## Problem to work on
Go through the material below and copy each line where the word "Yvonand" appears.

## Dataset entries
--------------------
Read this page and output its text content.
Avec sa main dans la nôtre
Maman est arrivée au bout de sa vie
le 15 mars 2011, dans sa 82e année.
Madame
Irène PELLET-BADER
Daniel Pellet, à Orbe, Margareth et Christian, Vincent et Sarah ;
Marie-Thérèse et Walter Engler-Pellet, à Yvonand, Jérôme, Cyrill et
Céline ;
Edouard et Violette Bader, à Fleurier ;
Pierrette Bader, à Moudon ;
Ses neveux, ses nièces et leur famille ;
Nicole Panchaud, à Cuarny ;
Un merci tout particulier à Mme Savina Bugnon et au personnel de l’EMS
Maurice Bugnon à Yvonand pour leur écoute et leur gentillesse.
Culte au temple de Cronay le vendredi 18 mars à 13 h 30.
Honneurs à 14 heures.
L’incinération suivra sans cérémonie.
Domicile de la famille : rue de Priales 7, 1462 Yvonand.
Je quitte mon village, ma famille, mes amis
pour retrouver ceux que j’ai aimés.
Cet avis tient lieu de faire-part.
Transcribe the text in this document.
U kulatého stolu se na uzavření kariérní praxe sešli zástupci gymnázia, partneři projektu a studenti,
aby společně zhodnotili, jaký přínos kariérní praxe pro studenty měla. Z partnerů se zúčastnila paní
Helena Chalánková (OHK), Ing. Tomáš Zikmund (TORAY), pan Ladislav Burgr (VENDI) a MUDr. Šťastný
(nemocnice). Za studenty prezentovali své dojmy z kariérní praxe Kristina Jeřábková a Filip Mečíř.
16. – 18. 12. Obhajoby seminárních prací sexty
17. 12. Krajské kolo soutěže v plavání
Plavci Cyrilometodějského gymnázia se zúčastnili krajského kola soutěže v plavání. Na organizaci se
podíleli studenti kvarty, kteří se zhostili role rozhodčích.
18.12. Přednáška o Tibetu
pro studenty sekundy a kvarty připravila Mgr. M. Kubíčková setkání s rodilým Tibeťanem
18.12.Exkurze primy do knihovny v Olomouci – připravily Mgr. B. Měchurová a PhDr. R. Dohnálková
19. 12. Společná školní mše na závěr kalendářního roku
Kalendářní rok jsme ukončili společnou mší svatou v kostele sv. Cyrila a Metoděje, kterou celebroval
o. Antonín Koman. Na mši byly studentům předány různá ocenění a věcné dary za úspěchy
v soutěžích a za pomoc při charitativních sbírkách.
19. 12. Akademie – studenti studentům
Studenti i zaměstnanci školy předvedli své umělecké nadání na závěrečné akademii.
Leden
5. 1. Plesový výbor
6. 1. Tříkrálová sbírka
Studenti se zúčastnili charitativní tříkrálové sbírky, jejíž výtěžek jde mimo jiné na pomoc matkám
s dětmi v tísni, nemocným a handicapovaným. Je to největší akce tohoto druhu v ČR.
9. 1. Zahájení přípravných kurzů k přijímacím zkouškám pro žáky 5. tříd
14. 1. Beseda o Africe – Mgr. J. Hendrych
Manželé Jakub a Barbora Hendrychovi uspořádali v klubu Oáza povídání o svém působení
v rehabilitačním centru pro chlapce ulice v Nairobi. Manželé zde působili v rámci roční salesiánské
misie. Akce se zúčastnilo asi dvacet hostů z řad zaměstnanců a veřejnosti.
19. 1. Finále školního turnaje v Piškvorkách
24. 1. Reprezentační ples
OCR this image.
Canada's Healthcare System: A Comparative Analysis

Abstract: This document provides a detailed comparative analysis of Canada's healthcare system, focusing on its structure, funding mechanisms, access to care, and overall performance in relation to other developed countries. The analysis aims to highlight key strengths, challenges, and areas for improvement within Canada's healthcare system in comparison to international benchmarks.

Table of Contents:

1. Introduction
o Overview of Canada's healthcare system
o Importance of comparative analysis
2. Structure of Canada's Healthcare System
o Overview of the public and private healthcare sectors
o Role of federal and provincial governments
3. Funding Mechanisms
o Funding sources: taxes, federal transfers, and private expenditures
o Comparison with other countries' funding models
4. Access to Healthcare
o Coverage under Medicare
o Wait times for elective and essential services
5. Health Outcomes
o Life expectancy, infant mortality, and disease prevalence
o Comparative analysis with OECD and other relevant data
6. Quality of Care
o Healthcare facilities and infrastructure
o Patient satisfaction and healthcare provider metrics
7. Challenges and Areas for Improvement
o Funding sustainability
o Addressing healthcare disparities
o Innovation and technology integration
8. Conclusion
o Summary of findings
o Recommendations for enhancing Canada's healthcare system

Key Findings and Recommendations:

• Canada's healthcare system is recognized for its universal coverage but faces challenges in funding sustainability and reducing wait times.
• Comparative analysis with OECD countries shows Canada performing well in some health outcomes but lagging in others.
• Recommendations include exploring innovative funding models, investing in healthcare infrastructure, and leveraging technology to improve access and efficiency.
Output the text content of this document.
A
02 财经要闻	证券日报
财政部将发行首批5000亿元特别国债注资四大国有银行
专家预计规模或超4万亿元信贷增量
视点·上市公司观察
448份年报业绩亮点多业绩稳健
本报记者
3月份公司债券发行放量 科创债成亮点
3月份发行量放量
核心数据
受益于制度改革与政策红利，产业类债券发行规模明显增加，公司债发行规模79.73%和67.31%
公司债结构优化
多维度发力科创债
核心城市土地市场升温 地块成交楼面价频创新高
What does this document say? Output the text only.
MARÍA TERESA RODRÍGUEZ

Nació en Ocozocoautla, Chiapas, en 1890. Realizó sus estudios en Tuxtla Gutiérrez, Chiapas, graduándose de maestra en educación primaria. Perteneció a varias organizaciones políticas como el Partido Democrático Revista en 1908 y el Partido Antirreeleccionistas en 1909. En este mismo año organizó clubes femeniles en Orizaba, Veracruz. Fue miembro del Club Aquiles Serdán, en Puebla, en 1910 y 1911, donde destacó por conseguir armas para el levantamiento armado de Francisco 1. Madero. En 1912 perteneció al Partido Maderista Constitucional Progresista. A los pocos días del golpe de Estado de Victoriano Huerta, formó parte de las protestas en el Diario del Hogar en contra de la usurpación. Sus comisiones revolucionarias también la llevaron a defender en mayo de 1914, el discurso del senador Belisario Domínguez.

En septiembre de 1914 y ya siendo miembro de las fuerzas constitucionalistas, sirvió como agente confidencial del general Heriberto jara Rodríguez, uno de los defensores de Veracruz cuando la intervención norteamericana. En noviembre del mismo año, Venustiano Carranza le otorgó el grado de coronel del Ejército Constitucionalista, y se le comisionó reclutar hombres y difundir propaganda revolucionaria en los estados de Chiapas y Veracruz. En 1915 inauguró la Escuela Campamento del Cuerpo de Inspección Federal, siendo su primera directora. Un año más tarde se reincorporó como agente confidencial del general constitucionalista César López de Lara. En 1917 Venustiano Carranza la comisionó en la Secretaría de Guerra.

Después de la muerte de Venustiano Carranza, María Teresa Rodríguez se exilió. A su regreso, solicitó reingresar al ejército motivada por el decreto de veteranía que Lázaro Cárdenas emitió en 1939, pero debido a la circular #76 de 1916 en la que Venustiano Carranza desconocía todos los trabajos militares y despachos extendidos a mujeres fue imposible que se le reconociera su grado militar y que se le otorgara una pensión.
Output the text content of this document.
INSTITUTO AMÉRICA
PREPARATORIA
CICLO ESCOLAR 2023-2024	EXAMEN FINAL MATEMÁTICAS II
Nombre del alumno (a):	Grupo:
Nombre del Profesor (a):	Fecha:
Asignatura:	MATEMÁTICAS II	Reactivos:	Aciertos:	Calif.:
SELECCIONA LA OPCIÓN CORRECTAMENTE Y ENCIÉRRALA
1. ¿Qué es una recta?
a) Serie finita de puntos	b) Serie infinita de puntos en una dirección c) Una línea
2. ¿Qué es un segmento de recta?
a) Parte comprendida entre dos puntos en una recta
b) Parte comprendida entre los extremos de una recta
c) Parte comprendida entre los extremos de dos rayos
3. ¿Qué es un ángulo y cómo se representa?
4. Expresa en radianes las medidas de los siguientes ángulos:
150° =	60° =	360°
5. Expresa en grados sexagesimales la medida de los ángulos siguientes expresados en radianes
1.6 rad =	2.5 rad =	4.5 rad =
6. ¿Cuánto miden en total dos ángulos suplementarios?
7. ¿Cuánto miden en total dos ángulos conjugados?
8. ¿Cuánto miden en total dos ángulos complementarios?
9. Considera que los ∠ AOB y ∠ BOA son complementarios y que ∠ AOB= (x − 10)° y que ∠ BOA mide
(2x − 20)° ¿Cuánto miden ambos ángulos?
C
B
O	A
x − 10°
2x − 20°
--------------------
## Solution below
Marie-Thérèse et Walter Engler-Pellet, à Yvonand, Jérôme, Cyrill et
Maurice Bugnon à Yvonand pour leur écoute et leur gentillesse.
Domicile de la famille : rue de Priales 7, 1462 Yvonand.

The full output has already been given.